▶ **Work instructions**
Records follow. Copy every line with "RUTH".

▶ **Provided data**
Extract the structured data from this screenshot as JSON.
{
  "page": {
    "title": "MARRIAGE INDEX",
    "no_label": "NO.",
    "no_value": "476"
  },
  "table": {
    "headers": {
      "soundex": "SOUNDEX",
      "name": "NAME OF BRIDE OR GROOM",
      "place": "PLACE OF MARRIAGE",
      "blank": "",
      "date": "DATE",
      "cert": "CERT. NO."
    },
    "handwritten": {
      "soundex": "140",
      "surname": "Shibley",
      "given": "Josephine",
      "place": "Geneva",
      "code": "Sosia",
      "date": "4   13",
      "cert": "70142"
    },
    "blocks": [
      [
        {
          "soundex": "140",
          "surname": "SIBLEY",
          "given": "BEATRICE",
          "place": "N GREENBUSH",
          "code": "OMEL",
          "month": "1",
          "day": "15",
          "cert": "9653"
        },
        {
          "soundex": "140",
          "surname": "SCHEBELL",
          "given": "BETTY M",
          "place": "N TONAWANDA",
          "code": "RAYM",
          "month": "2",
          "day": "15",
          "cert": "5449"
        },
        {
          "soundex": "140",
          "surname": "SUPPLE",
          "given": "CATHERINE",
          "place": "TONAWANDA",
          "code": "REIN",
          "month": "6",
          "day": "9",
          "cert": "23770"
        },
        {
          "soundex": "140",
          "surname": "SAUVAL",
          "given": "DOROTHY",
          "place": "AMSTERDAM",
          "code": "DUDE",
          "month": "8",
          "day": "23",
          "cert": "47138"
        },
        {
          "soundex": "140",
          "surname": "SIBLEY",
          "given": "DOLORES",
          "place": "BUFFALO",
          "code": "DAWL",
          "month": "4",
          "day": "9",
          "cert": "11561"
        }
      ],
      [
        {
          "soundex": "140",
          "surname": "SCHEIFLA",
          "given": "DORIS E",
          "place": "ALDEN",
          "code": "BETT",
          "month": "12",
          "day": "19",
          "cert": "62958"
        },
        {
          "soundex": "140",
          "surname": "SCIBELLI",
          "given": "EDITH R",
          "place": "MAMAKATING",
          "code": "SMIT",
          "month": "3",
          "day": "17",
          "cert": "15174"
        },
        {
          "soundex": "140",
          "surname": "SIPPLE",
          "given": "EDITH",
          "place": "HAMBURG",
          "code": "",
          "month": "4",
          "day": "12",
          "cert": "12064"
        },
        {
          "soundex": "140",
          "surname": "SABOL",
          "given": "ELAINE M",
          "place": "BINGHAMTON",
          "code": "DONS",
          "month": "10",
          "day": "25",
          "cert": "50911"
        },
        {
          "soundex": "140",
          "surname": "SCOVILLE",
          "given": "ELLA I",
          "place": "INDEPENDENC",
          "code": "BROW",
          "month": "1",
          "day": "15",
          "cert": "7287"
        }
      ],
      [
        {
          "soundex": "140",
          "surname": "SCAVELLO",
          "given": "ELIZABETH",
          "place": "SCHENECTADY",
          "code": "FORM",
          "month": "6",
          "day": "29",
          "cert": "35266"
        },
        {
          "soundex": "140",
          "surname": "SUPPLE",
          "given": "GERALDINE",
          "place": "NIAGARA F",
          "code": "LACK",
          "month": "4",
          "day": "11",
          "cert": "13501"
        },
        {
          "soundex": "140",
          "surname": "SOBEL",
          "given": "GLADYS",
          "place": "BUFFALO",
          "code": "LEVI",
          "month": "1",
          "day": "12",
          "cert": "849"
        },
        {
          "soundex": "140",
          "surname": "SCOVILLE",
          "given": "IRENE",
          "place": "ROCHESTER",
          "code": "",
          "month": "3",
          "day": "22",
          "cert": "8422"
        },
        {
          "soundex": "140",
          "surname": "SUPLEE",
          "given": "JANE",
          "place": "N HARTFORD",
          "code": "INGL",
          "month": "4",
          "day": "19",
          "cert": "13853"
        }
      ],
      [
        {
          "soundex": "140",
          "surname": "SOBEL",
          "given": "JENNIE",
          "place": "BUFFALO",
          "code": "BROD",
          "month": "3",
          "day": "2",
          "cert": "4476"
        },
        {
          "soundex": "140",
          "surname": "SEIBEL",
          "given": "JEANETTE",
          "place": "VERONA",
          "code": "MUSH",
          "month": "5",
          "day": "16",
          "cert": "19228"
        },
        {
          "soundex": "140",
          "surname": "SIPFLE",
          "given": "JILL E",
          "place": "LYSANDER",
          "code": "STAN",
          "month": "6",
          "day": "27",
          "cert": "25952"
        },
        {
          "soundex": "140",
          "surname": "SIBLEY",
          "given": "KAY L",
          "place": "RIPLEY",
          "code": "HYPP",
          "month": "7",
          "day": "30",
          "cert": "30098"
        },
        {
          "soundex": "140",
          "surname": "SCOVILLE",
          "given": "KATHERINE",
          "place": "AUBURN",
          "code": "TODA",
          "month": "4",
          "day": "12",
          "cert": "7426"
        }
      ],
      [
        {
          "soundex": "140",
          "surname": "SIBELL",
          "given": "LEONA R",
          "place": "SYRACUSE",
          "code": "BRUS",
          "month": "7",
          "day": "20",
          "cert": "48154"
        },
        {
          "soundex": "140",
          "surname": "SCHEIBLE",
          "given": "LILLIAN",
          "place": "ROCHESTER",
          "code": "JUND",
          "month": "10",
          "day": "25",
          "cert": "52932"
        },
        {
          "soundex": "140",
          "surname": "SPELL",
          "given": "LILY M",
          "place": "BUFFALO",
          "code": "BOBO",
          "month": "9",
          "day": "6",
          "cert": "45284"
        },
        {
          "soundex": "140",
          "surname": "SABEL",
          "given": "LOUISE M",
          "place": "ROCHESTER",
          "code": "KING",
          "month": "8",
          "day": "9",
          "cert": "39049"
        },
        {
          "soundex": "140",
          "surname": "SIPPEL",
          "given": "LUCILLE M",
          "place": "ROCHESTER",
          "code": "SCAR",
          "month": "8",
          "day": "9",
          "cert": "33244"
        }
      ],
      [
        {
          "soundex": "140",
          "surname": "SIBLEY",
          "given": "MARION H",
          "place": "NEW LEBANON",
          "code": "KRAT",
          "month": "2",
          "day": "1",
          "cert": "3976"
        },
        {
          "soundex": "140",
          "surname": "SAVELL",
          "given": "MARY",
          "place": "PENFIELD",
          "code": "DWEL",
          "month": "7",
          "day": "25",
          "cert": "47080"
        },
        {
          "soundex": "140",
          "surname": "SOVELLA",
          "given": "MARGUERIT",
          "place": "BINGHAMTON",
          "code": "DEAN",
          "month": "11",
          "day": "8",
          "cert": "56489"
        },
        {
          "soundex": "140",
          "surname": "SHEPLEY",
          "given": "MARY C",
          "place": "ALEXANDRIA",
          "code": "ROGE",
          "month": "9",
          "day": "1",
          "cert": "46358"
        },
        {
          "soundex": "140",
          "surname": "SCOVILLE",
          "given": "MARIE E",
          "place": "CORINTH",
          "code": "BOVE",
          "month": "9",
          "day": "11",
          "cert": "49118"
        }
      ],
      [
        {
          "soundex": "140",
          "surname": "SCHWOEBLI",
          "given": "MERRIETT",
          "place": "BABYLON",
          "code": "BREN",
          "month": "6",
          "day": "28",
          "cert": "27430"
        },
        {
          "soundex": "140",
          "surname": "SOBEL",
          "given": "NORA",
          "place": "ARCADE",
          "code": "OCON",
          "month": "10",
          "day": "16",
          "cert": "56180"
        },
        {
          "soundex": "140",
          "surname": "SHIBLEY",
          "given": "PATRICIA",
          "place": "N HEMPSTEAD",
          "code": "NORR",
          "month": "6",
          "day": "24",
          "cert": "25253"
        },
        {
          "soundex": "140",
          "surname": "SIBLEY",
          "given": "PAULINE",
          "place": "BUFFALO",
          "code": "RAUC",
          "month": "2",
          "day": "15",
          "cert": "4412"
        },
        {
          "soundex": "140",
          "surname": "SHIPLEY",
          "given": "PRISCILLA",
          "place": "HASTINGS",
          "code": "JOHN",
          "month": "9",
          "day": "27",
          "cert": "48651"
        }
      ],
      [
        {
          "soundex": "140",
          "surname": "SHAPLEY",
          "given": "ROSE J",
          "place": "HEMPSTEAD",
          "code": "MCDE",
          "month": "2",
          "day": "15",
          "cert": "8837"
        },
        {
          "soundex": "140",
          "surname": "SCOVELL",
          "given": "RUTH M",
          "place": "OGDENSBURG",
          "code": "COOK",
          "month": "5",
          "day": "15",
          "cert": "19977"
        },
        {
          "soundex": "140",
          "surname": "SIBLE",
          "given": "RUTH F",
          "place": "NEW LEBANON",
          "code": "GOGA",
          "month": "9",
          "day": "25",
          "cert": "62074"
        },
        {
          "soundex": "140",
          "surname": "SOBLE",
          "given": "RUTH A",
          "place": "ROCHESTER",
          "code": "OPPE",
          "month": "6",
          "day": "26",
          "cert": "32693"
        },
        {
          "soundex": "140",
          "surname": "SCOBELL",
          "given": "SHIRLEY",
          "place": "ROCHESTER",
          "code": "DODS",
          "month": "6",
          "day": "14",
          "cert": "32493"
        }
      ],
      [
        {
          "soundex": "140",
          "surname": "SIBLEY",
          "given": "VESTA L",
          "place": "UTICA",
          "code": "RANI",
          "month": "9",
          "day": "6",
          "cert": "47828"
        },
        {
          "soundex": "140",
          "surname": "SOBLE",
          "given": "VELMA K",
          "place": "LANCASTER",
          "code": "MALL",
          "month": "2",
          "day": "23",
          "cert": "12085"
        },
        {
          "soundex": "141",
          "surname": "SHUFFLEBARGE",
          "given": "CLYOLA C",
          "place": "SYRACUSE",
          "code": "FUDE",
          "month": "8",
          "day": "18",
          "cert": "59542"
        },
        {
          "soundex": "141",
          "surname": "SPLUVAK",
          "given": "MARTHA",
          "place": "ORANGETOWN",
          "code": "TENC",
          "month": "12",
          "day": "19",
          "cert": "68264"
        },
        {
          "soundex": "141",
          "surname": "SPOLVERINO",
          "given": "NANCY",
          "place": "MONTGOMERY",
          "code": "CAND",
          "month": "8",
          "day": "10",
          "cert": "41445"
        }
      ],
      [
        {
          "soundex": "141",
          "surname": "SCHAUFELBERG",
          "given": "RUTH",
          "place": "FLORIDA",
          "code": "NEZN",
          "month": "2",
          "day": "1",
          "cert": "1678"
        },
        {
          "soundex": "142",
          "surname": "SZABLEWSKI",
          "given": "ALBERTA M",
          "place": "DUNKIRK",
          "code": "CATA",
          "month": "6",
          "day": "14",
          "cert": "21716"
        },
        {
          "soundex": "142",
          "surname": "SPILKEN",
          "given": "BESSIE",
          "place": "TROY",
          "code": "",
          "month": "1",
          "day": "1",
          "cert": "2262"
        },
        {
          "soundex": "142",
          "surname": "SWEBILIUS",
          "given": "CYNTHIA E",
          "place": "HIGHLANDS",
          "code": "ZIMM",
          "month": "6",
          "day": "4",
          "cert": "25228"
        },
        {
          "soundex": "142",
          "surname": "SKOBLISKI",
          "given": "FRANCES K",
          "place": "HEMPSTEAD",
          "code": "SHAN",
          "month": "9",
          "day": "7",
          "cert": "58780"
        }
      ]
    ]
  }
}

▶ **Full solution**
          "given": "RUTH M",
          "given": "RUTH F",
          "given": "RUTH A",
          "given": "RUTH",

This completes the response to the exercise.